[Records about charts and figures]
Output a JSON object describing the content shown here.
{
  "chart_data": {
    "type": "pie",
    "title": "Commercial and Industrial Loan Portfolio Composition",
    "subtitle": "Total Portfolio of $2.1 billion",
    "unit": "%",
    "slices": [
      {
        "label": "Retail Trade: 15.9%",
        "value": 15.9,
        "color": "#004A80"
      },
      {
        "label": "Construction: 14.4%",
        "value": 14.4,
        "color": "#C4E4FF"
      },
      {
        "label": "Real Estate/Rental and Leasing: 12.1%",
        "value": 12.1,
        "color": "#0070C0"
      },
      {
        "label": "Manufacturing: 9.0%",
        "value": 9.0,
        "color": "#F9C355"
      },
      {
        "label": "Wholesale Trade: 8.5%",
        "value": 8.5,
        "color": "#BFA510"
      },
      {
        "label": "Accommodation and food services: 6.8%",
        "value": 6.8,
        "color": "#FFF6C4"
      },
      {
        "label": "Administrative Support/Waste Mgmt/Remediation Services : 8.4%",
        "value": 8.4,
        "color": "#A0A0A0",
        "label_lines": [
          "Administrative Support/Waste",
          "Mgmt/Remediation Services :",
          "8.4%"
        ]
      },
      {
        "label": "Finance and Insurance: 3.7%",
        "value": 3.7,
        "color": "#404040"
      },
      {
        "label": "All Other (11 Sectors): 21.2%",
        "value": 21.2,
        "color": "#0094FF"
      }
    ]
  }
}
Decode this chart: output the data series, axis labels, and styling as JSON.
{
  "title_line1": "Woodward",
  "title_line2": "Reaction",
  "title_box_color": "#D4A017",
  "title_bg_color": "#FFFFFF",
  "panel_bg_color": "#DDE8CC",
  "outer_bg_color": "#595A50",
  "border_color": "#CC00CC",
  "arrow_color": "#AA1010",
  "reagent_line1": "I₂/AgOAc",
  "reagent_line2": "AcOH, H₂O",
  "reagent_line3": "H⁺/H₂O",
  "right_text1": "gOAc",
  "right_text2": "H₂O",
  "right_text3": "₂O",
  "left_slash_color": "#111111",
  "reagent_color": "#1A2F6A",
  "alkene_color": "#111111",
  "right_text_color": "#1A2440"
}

Your goal
Beginning at the line that holds "Decode this chart: output", write out word for word each line through the end of the records.

Answer in full
Decode this chart: output the data series, axis labels, and styling as JSON.
{
  "title_line1": "Woodward",
  "title_line2": "Reaction",
  "title_box_color": "#D4A017",
  "title_bg_color": "#FFFFFF",
  "panel_bg_color": "#DDE8CC",
  "outer_bg_color": "#595A50",
  "border_color": "#CC00CC",
  "arrow_color": "#AA1010",
  "reagent_line1": "I₂/AgOAc",
  "reagent_line2": "AcOH, H₂O",
  "reagent_line3": "H⁺/H₂O",
  "right_text1": "gOAc",
  "right_text2": "H₂O",
  "right_text3": "₂O",
  "left_slash_color": "#111111",
  "reagent_color": "#1A2F6A",
  "alkene_color": "#111111",
  "right_text_color": "#1A2440"
}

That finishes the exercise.